Excerpt provided —
----

A tax incentive package was part of a final push to lure the SuperSonics to Oklahoma. It was signed into law by Governor Brad Henry on Thursday.
The News On 6's Chris Wright reports some say this incentive package is highway robbery. Others believe it will benefit all Oklahomans. It all depends on who you ask.
After Friday's decision by NBA owners, the SuperSonics move to Oklahoma City is not a matter of if, but when.
As part of the deal, the team will receive a rebate on a portion of its payroll taxes, an estimated $4 million a year.
Supporters of the incentives say the ends more than justify the means.
"It makes people start paying attention to Oklahoma a little more as a major force in urban areas, both in Oklahoma City and Tulsa," said Sheila Curley of the Tulsa Metro Chamber of Commerce.
But those who voted against it believe the Sonics owners are already benefitting from the move, and don't need any more millions.
"Well I look at it as Robin Hood in reverse, we're robbing from the poor and giving to the rich," said Republican Senator Randy Brogdon.
The chamber of commerce counters that incentives won't cost taxpayers any more money.
Officials say the team will get a rebate on money it is generating, not funds that would have gone to road improvements or other projects.
"It's not even in existence right now. It's no money that's even out there, that would be taken away from another location to be given to them," said Curley.
Regardless, Senator Brogdon contends that all tax money generated by the team should go the state's general fund, so Oklahoma can profit from its new NBA team.
"This is the epitome of just taking money from someone and spending it on purposes that have nothing to do with good public policy," said Brogdon.
The SuperSonics are expected to create about 170 new jobs.
Senator Brogdon says the tax incentives actually violate the Oklahoma Constitution, and he expects there will be eventually be a lawsuit over the plan.

----

Collection entries:
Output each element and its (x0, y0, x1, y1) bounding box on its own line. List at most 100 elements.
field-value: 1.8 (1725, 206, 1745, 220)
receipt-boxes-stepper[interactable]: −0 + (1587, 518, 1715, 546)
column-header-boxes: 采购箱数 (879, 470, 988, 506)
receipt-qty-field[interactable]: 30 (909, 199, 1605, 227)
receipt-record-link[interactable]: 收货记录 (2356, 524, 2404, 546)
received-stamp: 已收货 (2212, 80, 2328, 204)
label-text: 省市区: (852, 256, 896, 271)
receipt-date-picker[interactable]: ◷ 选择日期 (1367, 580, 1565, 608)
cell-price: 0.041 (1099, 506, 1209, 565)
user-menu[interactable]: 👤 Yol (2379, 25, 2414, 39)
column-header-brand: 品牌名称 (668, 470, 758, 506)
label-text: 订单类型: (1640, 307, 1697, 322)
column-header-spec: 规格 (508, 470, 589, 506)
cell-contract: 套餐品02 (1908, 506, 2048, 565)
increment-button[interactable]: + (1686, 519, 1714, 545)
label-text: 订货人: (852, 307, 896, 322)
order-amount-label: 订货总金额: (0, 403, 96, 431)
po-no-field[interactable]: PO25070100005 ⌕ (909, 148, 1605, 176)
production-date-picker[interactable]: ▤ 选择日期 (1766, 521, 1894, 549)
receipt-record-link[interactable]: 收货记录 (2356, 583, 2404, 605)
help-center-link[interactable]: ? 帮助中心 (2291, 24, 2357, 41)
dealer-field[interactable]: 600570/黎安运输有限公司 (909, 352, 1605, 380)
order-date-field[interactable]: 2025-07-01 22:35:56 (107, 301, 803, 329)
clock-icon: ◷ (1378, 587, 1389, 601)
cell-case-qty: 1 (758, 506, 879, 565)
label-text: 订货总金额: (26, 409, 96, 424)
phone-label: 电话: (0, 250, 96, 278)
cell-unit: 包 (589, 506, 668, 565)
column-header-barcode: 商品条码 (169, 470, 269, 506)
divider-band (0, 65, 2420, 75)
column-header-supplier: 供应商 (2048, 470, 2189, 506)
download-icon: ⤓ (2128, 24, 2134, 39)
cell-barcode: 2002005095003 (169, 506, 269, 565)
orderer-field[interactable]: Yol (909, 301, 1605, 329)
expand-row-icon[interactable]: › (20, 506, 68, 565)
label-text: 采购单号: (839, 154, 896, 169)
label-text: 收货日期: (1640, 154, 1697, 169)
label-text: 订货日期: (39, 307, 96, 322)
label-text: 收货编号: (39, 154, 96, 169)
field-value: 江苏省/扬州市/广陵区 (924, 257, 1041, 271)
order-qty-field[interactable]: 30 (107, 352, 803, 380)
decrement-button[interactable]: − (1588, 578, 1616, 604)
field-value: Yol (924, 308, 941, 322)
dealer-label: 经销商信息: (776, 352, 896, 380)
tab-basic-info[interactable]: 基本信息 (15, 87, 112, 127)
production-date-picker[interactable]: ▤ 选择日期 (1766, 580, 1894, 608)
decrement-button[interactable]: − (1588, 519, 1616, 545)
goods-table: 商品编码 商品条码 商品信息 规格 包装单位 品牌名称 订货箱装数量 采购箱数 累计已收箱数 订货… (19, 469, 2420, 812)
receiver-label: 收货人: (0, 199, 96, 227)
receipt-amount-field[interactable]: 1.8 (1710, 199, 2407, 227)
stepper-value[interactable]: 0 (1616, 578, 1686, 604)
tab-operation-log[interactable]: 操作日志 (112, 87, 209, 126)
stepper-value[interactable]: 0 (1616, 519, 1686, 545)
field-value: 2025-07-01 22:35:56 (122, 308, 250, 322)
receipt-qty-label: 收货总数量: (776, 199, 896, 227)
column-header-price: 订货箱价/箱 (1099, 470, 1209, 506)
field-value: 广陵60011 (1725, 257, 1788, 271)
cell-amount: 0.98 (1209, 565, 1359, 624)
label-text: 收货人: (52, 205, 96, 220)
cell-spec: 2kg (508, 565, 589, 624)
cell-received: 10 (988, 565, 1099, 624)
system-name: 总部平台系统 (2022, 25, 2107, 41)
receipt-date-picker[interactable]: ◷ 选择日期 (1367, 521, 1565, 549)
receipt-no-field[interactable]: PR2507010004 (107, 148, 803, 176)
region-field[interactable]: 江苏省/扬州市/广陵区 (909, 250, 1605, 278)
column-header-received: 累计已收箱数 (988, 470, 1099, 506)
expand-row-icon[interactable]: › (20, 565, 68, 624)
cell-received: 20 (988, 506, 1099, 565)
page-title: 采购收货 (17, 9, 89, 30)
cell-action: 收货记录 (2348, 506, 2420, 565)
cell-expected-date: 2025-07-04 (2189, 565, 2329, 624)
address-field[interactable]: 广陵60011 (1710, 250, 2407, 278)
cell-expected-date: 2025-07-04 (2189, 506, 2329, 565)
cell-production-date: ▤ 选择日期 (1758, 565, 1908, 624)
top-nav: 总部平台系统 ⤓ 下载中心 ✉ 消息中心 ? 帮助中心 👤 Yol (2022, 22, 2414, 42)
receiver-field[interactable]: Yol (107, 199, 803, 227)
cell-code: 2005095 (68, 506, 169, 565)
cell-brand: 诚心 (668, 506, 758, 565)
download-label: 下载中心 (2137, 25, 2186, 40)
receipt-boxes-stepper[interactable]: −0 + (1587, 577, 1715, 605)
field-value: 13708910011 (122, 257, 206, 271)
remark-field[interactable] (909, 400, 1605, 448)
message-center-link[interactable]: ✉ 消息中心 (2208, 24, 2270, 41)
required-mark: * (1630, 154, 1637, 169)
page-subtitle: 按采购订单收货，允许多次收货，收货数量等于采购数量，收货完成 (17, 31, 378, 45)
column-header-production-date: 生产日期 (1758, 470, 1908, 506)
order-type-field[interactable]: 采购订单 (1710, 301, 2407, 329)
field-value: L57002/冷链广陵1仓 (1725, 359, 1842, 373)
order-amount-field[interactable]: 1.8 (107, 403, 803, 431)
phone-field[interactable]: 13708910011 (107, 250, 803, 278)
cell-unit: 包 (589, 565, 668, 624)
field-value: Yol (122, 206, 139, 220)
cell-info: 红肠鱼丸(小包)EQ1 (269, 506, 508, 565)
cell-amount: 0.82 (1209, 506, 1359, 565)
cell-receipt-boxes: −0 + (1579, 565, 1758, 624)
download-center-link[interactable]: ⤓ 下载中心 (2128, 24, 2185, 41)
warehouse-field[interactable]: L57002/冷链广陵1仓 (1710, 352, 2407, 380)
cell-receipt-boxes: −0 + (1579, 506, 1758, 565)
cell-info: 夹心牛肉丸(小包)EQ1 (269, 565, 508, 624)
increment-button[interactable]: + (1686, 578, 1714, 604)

----

Activities —
A - In the SuperSonics article, who signed the tax incentive package into law?
B - List every person the SuperSonics article mentions by name.
C - For each statement, say whether it agrees with the SuperSonics article, and quote the words that decide it.
(i) The team's payroll tax rebate is estimated at $4 million a year.
(ii) The SuperSonics are expected to create about 700 new jobs.
(iii) Senator Brogdon expects a lawsuit over the plan.
The collection entries above are separate material with no connection to the SuperSonics article.

Responses to the tasks —
A - Governor Brad Henry signed it into law on Thursday.

B - Brad Henry, Chris Wright, Sheila Curley, Randy Brogdon

C -
(i) Yes: "an estimated $4 million a year"
(ii) No: "The SuperSonics are expected to create about 170 new jobs."
(iii) Yes: "he expects there will be eventually be a lawsuit over the plan"